=== STORED ROWS ===

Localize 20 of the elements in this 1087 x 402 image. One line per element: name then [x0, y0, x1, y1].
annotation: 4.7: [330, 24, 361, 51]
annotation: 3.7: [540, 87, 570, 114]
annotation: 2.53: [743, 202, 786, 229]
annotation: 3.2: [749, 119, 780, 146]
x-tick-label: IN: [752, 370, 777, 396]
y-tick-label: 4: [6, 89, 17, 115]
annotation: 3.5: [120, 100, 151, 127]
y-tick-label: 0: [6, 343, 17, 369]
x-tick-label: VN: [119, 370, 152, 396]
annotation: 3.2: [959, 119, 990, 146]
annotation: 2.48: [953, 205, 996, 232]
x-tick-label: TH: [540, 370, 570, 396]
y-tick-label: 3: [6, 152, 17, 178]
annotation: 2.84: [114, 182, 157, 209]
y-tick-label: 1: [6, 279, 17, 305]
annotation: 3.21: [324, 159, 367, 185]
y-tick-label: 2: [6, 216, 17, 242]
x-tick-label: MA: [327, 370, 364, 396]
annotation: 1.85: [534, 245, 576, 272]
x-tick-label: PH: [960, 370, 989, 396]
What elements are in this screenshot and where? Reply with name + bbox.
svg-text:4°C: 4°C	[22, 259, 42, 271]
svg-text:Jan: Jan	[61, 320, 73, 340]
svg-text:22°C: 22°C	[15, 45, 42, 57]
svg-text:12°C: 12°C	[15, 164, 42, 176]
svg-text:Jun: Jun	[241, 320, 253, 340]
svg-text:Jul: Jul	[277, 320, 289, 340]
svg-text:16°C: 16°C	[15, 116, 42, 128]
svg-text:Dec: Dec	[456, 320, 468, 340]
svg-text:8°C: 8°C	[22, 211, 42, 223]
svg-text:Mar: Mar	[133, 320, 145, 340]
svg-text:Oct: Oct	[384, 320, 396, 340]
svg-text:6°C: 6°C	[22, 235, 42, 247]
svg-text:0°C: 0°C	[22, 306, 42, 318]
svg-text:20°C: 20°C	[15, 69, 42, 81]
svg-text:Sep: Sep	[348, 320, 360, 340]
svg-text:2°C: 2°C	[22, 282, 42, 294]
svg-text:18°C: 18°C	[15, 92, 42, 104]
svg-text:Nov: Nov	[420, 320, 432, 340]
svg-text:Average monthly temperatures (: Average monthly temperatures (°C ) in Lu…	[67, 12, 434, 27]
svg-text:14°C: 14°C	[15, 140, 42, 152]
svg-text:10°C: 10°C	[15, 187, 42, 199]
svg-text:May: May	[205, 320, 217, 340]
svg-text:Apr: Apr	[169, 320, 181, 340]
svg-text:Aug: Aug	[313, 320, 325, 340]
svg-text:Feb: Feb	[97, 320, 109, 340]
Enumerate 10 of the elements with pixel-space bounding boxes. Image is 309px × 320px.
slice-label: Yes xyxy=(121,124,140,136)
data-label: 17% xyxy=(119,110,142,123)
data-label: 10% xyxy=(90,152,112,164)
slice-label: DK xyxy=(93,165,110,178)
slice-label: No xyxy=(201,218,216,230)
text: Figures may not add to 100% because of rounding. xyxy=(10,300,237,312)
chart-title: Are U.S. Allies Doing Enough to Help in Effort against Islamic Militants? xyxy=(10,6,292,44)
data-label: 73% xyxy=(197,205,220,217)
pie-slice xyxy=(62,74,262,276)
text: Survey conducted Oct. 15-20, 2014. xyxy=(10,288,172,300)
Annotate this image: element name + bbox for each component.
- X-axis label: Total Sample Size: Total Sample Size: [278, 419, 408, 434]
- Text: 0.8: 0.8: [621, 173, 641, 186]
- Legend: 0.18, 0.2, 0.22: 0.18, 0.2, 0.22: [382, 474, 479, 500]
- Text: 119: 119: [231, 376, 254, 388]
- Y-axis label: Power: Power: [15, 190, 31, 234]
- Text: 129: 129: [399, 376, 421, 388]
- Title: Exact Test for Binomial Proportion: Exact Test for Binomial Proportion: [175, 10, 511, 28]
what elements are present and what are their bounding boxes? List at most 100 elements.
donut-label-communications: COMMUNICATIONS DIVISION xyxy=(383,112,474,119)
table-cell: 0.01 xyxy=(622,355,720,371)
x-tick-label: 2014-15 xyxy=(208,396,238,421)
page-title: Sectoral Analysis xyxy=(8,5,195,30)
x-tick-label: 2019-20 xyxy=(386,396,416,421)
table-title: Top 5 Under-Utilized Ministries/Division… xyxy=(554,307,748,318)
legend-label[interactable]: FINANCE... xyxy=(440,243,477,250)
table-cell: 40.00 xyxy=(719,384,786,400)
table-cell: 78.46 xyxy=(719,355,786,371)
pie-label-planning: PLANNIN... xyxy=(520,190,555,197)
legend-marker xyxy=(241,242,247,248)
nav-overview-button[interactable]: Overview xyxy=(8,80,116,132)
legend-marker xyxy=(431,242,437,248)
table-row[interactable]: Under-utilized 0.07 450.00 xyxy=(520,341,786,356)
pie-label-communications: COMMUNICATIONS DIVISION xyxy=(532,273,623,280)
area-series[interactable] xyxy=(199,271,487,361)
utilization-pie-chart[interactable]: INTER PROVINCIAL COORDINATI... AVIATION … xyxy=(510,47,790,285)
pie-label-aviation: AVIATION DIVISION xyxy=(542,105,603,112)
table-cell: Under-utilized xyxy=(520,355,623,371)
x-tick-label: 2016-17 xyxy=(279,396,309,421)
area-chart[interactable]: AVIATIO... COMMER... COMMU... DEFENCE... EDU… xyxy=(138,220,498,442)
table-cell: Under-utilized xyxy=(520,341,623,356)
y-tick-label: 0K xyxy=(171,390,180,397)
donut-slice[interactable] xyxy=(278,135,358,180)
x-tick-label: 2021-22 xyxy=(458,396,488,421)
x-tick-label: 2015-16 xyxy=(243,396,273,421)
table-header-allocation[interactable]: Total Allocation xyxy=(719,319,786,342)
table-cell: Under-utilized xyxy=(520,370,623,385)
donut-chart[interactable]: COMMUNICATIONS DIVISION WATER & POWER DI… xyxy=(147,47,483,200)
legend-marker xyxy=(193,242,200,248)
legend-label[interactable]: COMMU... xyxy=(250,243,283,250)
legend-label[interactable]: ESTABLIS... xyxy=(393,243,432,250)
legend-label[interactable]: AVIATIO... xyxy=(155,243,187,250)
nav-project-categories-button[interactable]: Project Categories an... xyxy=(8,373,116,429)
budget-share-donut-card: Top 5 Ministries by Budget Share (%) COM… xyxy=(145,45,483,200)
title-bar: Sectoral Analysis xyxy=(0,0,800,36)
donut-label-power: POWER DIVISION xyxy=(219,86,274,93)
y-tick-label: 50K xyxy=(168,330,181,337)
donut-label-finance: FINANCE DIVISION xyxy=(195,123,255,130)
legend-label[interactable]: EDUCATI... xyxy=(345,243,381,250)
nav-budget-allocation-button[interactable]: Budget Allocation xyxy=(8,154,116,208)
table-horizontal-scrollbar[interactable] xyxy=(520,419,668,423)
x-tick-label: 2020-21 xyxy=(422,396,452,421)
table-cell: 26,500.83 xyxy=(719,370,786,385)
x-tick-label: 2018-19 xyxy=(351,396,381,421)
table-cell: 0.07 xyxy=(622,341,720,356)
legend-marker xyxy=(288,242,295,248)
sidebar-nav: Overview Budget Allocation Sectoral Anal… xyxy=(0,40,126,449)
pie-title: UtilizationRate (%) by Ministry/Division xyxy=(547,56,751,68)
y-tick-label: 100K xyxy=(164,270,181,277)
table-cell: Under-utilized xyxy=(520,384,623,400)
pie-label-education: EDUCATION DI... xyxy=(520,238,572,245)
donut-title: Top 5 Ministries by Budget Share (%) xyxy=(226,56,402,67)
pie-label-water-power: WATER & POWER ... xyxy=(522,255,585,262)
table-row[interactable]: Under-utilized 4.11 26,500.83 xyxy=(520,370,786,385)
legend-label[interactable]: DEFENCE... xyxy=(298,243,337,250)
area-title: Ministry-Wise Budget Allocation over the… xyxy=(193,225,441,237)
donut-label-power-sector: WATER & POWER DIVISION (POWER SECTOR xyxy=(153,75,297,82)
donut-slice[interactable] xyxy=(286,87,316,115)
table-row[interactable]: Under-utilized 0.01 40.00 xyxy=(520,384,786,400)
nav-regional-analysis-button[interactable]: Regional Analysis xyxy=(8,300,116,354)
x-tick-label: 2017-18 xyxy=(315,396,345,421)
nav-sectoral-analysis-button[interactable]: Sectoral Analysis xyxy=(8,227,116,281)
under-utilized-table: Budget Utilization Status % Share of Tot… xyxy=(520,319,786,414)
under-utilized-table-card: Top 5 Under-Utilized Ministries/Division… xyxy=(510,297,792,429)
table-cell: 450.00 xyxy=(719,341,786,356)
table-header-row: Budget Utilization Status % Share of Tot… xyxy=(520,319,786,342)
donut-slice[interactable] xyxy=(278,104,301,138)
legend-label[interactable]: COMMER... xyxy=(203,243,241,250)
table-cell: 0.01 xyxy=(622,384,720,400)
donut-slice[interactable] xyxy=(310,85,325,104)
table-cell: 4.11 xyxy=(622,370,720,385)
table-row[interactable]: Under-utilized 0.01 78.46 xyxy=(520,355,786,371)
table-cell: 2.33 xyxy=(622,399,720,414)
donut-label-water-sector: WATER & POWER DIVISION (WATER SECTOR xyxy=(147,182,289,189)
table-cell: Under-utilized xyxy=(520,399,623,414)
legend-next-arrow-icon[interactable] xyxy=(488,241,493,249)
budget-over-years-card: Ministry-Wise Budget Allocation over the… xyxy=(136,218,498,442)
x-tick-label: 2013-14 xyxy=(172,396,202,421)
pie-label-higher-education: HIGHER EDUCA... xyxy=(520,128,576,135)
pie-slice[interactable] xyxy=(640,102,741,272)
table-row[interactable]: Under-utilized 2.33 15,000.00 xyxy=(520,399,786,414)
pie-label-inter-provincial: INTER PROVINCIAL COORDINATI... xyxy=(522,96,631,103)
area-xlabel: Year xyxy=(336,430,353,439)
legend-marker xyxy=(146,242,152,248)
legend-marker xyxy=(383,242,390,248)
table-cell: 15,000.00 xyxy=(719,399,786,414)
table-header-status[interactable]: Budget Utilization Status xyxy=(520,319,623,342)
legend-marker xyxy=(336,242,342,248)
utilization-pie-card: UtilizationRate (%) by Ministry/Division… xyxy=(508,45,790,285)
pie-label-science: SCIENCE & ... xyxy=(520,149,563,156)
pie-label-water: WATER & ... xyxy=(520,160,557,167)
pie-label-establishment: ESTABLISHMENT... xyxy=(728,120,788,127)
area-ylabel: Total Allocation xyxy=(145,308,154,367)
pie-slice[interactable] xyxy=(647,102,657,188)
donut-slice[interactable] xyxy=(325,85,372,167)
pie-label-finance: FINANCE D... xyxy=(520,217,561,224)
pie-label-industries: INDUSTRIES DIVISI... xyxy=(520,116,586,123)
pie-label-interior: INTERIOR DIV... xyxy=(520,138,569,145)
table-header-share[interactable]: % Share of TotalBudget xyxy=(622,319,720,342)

===

**EXERCISE DESCRIPTION**
Please copy the listing above word for word, from its first line through the line containing "x-tick-label: IN: [752, 370, 777, 396]". Include both of those lines.

**ANSWER TO THE TASK**
Localize 20 of the elements in this 1087 x 402 image. One line per element: name then [x0, y0, x1, y1].
annotation: 4.7: [330, 24, 361, 51]
annotation: 3.7: [540, 87, 570, 114]
annotation: 2.53: [743, 202, 786, 229]
annotation: 3.2: [749, 119, 780, 146]
x-tick-label: IN: [752, 370, 777, 396]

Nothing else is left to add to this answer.